- **Instructions to follow**
The entries below are to be repeated exactly as they stand.

----------------

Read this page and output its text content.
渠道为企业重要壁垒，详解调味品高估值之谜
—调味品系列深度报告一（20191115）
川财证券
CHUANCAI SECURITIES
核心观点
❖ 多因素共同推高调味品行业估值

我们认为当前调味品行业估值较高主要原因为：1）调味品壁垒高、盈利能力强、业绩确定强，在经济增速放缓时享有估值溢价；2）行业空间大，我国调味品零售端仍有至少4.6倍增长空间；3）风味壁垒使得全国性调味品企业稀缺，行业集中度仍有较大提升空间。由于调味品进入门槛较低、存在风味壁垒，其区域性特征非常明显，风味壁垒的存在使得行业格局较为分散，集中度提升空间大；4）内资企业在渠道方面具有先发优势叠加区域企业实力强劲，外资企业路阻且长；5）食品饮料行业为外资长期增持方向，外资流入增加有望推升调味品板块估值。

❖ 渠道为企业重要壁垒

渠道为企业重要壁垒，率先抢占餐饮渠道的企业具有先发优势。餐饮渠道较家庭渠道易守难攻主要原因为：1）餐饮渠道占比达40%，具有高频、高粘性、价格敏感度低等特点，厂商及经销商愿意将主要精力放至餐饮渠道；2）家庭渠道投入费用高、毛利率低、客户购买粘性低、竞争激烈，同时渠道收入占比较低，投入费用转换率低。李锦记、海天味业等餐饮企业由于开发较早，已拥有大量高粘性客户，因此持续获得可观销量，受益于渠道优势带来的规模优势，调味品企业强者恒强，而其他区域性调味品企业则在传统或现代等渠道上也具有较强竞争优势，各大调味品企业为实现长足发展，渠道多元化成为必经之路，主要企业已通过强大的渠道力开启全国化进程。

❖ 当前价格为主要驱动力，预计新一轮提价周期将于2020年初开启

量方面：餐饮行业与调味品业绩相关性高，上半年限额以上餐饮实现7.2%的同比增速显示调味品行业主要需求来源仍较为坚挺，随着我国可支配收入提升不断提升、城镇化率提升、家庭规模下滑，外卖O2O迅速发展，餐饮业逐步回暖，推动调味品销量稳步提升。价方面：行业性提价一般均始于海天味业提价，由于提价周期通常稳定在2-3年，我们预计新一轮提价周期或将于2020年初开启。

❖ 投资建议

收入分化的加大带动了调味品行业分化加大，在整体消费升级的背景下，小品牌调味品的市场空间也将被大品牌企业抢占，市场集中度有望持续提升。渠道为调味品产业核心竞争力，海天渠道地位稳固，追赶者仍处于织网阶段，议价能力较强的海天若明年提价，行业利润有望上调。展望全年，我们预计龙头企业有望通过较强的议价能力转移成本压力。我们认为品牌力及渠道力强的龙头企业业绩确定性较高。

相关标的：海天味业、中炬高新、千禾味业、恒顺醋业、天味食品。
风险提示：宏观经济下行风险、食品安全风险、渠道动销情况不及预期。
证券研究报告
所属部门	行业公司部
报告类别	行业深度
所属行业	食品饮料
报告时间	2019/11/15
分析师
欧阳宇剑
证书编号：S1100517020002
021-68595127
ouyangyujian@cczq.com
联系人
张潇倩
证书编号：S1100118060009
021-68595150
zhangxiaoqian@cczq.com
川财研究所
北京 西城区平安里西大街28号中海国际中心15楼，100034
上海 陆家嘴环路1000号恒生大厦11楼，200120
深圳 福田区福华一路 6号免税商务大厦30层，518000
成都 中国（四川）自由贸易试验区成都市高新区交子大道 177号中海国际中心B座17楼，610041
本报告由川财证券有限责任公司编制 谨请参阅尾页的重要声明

----------------

- **Exercise response**
Read this page and output its text content.
渠道为企业重要壁垒，详解调味品高估值之谜
—调味品系列深度报告一（20191115）
川财证券
CHUANCAI SECURITIES
核心观点
❖ 多因素共同推高调味品行业估值

我们认为当前调味品行业估值较高主要原因为：1）调味品壁垒高、盈利能力强、业绩确定强，在经济增速放缓时享有估值溢价；2）行业空间大，我国调味品零售端仍有至少4.6倍增长空间；3）风味壁垒使得全国性调味品企业稀缺，行业集中度仍有较大提升空间。由于调味品进入门槛较低、存在风味壁垒，其区域性特征非常明显，风味壁垒的存在使得行业格局较为分散，集中度提升空间大；4）内资企业在渠道方面具有先发优势叠加区域企业实力强劲，外资企业路阻且长；5）食品饮料行业为外资长期增持方向，外资流入增加有望推升调味品板块估值。

❖ 渠道为企业重要壁垒

渠道为企业重要壁垒，率先抢占餐饮渠道的企业具有先发优势。餐饮渠道较家庭渠道易守难攻主要原因为：1）餐饮渠道占比达40%，具有高频、高粘性、价格敏感度低等特点，厂商及经销商愿意将主要精力放至餐饮渠道；2）家庭渠道投入费用高、毛利率低、客户购买粘性低、竞争激烈，同时渠道收入占比较低，投入费用转换率低。李锦记、海天味业等餐饮企业由于开发较早，已拥有大量高粘性客户，因此持续获得可观销量，受益于渠道优势带来的规模优势，调味品企业强者恒强，而其他区域性调味品企业则在传统或现代等渠道上也具有较强竞争优势，各大调味品企业为实现长足发展，渠道多元化成为必经之路，主要企业已通过强大的渠道力开启全国化进程。

❖ 当前价格为主要驱动力，预计新一轮提价周期将于2020年初开启

量方面：餐饮行业与调味品业绩相关性高，上半年限额以上餐饮实现7.2%的同比增速显示调味品行业主要需求来源仍较为坚挺，随着我国可支配收入提升不断提升、城镇化率提升、家庭规模下滑，外卖O2O迅速发展，餐饮业逐步回暖，推动调味品销量稳步提升。价方面：行业性提价一般均始于海天味业提价，由于提价周期通常稳定在2-3年，我们预计新一轮提价周期或将于2020年初开启。

❖ 投资建议

收入分化的加大带动了调味品行业分化加大，在整体消费升级的背景下，小品牌调味品的市场空间也将被大品牌企业抢占，市场集中度有望持续提升。渠道为调味品产业核心竞争力，海天渠道地位稳固，追赶者仍处于织网阶段，议价能力较强的海天若明年提价，行业利润有望上调。展望全年，我们预计龙头企业有望通过较强的议价能力转移成本压力。我们认为品牌力及渠道力强的龙头企业业绩确定性较高。

相关标的：海天味业、中炬高新、千禾味业、恒顺醋业、天味食品。
风险提示：宏观经济下行风险、食品安全风险、渠道动销情况不及预期。
证券研究报告
所属部门	行业公司部
报告类别	行业深度
所属行业	食品饮料
报告时间	2019/11/15
分析师
欧阳宇剑
证书编号：S1100517020002
021-68595127
ouyangyujian@cczq.com
联系人
张潇倩
证书编号：S1100118060009
021-68595150
zhangxiaoqian@cczq.com
川财研究所
北京 西城区平安里西大街28号中海国际中心15楼，100034
上海 陆家嘴环路1000号恒生大厦11楼，200120
深圳 福田区福华一路 6号免税商务大厦30层，518000
成都 中国（四川）自由贸易试验区成都市高新区交子大道 177号中海国际中心B座17楼，610041
本报告由川财证券有限责任公司编制 谨请参阅尾页的重要声明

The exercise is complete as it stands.